* **Work required**
What you need to do is retype every entry exactly as written.

* **Input**
--------------------

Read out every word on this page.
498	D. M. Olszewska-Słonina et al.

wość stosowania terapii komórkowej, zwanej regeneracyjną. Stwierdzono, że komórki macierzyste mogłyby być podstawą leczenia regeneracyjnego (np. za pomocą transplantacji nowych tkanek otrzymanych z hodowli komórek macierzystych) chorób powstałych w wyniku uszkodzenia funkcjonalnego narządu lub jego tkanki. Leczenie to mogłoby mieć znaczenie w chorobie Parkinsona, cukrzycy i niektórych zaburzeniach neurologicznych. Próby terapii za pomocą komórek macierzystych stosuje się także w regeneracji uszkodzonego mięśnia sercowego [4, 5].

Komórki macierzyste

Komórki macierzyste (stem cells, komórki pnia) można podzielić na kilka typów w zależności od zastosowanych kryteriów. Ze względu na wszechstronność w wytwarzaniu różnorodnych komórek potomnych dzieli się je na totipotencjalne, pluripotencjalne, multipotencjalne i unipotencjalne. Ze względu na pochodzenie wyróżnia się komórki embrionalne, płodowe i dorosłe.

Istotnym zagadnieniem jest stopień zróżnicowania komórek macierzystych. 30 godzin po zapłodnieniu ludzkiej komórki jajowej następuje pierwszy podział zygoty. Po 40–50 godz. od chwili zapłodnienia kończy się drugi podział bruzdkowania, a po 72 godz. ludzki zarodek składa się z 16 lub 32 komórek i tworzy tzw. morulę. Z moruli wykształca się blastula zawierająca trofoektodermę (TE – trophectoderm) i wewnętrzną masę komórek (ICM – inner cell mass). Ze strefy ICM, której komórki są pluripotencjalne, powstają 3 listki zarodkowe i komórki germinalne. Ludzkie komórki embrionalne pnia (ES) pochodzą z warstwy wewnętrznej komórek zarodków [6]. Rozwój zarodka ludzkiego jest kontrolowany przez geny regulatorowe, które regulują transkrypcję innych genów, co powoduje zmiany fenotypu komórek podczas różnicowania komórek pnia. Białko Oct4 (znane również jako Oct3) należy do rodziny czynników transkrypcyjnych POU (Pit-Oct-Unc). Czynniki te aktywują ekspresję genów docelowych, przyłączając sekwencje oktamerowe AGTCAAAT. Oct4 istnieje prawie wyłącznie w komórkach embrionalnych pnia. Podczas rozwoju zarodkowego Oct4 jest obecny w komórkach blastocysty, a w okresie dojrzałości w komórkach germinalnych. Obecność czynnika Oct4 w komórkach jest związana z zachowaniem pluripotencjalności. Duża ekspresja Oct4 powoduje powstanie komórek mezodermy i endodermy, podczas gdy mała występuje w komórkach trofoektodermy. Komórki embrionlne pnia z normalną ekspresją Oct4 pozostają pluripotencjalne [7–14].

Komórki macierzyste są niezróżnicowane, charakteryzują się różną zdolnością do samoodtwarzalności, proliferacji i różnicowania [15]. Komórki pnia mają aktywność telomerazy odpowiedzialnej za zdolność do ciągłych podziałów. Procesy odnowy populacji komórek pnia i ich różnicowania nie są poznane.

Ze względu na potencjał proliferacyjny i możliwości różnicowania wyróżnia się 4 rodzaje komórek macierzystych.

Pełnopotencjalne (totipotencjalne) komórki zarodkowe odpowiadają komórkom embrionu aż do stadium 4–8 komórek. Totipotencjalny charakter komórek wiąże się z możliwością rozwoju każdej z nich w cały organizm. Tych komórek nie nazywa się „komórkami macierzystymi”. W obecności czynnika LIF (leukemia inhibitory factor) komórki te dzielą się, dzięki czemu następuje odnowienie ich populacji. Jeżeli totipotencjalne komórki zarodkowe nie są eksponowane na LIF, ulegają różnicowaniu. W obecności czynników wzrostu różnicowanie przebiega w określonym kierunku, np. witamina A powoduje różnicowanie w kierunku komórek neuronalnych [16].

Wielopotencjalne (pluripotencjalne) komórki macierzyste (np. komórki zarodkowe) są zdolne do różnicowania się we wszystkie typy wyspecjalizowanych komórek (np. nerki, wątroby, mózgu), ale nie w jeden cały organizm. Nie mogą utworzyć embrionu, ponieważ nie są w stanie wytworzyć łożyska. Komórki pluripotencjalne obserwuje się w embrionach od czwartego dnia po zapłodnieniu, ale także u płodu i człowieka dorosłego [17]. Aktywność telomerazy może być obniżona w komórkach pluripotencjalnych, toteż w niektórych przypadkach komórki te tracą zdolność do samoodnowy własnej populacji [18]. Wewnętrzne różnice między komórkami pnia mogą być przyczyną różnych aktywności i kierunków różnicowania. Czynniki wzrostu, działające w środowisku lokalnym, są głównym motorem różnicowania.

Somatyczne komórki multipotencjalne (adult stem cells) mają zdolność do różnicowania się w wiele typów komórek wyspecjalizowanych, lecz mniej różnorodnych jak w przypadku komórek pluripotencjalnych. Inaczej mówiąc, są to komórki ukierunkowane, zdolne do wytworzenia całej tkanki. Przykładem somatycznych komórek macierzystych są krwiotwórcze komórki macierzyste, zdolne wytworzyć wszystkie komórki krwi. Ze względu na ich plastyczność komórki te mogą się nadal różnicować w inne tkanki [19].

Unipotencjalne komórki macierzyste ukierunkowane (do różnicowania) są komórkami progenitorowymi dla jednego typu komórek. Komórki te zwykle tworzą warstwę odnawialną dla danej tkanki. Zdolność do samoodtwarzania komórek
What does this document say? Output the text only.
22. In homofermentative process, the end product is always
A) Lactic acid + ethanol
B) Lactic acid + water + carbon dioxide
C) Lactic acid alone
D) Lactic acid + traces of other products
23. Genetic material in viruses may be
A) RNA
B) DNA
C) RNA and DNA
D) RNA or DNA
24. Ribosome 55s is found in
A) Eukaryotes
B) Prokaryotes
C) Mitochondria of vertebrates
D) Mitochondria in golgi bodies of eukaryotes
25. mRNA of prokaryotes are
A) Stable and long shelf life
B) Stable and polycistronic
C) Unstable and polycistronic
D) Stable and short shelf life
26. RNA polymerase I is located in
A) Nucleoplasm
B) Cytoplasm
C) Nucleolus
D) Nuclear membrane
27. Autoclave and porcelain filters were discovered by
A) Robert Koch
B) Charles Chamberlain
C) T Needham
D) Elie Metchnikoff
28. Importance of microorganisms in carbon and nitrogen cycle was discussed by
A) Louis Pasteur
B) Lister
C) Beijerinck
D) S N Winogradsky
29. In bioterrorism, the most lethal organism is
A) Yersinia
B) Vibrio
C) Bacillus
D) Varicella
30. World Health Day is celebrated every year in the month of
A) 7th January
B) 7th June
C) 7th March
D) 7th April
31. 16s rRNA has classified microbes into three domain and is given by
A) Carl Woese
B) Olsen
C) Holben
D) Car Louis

--------------------

* **Task solution**
Read out every word on this page.
498	D. M. Olszewska-Słonina et al.

wość stosowania terapii komórkowej, zwanej regeneracyjną. Stwierdzono, że komórki macierzyste mogłyby być podstawą leczenia regeneracyjnego (np. za pomocą transplantacji nowych tkanek otrzymanych z hodowli komórek macierzystych) chorób powstałych w wyniku uszkodzenia funkcjonalnego narządu lub jego tkanki. Leczenie to mogłoby mieć znaczenie w chorobie Parkinsona, cukrzycy i niektórych zaburzeniach neurologicznych. Próby terapii za pomocą komórek macierzystych stosuje się także w regeneracji uszkodzonego mięśnia sercowego [4, 5].

Komórki macierzyste

Komórki macierzyste (stem cells, komórki pnia) można podzielić na kilka typów w zależności od zastosowanych kryteriów. Ze względu na wszechstronność w wytwarzaniu różnorodnych komórek potomnych dzieli się je na totipotencjalne, pluripotencjalne, multipotencjalne i unipotencjalne. Ze względu na pochodzenie wyróżnia się komórki embrionalne, płodowe i dorosłe.

Istotnym zagadnieniem jest stopień zróżnicowania komórek macierzystych. 30 godzin po zapłodnieniu ludzkiej komórki jajowej następuje pierwszy podział zygoty. Po 40–50 godz. od chwili zapłodnienia kończy się drugi podział bruzdkowania, a po 72 godz. ludzki zarodek składa się z 16 lub 32 komórek i tworzy tzw. morulę. Z moruli wykształca się blastula zawierająca trofoektodermę (TE – trophectoderm) i wewnętrzną masę komórek (ICM – inner cell mass). Ze strefy ICM, której komórki są pluripotencjalne, powstają 3 listki zarodkowe i komórki germinalne. Ludzkie komórki embrionalne pnia (ES) pochodzą z warstwy wewnętrznej komórek zarodków [6]. Rozwój zarodka ludzkiego jest kontrolowany przez geny regulatorowe, które regulują transkrypcję innych genów, co powoduje zmiany fenotypu komórek podczas różnicowania komórek pnia. Białko Oct4 (znane również jako Oct3) należy do rodziny czynników transkrypcyjnych POU (Pit-Oct-Unc). Czynniki te aktywują ekspresję genów docelowych, przyłączając sekwencje oktamerowe AGTCAAAT. Oct4 istnieje prawie wyłącznie w komórkach embrionalnych pnia. Podczas rozwoju zarodkowego Oct4 jest obecny w komórkach blastocysty, a w okresie dojrzałości w komórkach germinalnych. Obecność czynnika Oct4 w komórkach jest związana z zachowaniem pluripotencjalności. Duża ekspresja Oct4 powoduje powstanie komórek mezodermy i endodermy, podczas gdy mała występuje w komórkach trofoektodermy. Komórki embrionlne pnia z normalną ekspresją Oct4 pozostają pluripotencjalne [7–14].

Komórki macierzyste są niezróżnicowane, charakteryzują się różną zdolnością do samoodtwarzalności, proliferacji i różnicowania [15]. Komórki pnia mają aktywność telomerazy odpowiedzialnej za zdolność do ciągłych podziałów. Procesy odnowy populacji komórek pnia i ich różnicowania nie są poznane.

Ze względu na potencjał proliferacyjny i możliwości różnicowania wyróżnia się 4 rodzaje komórek macierzystych.

Pełnopotencjalne (totipotencjalne) komórki zarodkowe odpowiadają komórkom embrionu aż do stadium 4–8 komórek. Totipotencjalny charakter komórek wiąże się z możliwością rozwoju każdej z nich w cały organizm. Tych komórek nie nazywa się „komórkami macierzystymi”. W obecności czynnika LIF (leukemia inhibitory factor) komórki te dzielą się, dzięki czemu następuje odnowienie ich populacji. Jeżeli totipotencjalne komórki zarodkowe nie są eksponowane na LIF, ulegają różnicowaniu. W obecności czynników wzrostu różnicowanie przebiega w określonym kierunku, np. witamina A powoduje różnicowanie w kierunku komórek neuronalnych [16].

Wielopotencjalne (pluripotencjalne) komórki macierzyste (np. komórki zarodkowe) są zdolne do różnicowania się we wszystkie typy wyspecjalizowanych komórek (np. nerki, wątroby, mózgu), ale nie w jeden cały organizm. Nie mogą utworzyć embrionu, ponieważ nie są w stanie wytworzyć łożyska. Komórki pluripotencjalne obserwuje się w embrionach od czwartego dnia po zapłodnieniu, ale także u płodu i człowieka dorosłego [17]. Aktywność telomerazy może być obniżona w komórkach pluripotencjalnych, toteż w niektórych przypadkach komórki te tracą zdolność do samoodnowy własnej populacji [18]. Wewnętrzne różnice między komórkami pnia mogą być przyczyną różnych aktywności i kierunków różnicowania. Czynniki wzrostu, działające w środowisku lokalnym, są głównym motorem różnicowania.

Somatyczne komórki multipotencjalne (adult stem cells) mają zdolność do różnicowania się w wiele typów komórek wyspecjalizowanych, lecz mniej różnorodnych jak w przypadku komórek pluripotencjalnych. Inaczej mówiąc, są to komórki ukierunkowane, zdolne do wytworzenia całej tkanki. Przykładem somatycznych komórek macierzystych są krwiotwórcze komórki macierzyste, zdolne wytworzyć wszystkie komórki krwi. Ze względu na ich plastyczność komórki te mogą się nadal różnicować w inne tkanki [19].

Unipotencjalne komórki macierzyste ukierunkowane (do różnicowania) są komórkami progenitorowymi dla jednego typu komórek. Komórki te zwykle tworzą warstwę odnawialną dla danej tkanki. Zdolność do samoodtwarzania komórek
What does this document say? Output the text only.
22. In homofermentative process, the end product is always
A) Lactic acid + ethanol
B) Lactic acid + water + carbon dioxide
C) Lactic acid alone
D) Lactic acid + traces of other products
23. Genetic material in viruses may be
A) RNA
B) DNA
C) RNA and DNA
D) RNA or DNA
24. Ribosome 55s is found in
A) Eukaryotes
B) Prokaryotes
C) Mitochondria of vertebrates
D) Mitochondria in golgi bodies of eukaryotes
25. mRNA of prokaryotes are
A) Stable and long shelf life
B) Stable and polycistronic
C) Unstable and polycistronic
D) Stable and short shelf life
26. RNA polymerase I is located in
A) Nucleoplasm
B) Cytoplasm
C) Nucleolus
D) Nuclear membrane
27. Autoclave and porcelain filters were discovered by
A) Robert Koch
B) Charles Chamberlain
C) T Needham
D) Elie Metchnikoff
28. Importance of microorganisms in carbon and nitrogen cycle was discussed by
A) Louis Pasteur
B) Lister
C) Beijerinck
D) S N Winogradsky
29. In bioterrorism, the most lethal organism is
A) Yersinia
B) Vibrio
C) Bacillus
D) Varicella
30. World Health Day is celebrated every year in the month of
A) 7th January
B) 7th June
C) 7th March
D) 7th April
31. 16s rRNA has classified microbes into three domain and is given by
A) Carl Woese
B) Olsen
C) Holben
D) Car Louis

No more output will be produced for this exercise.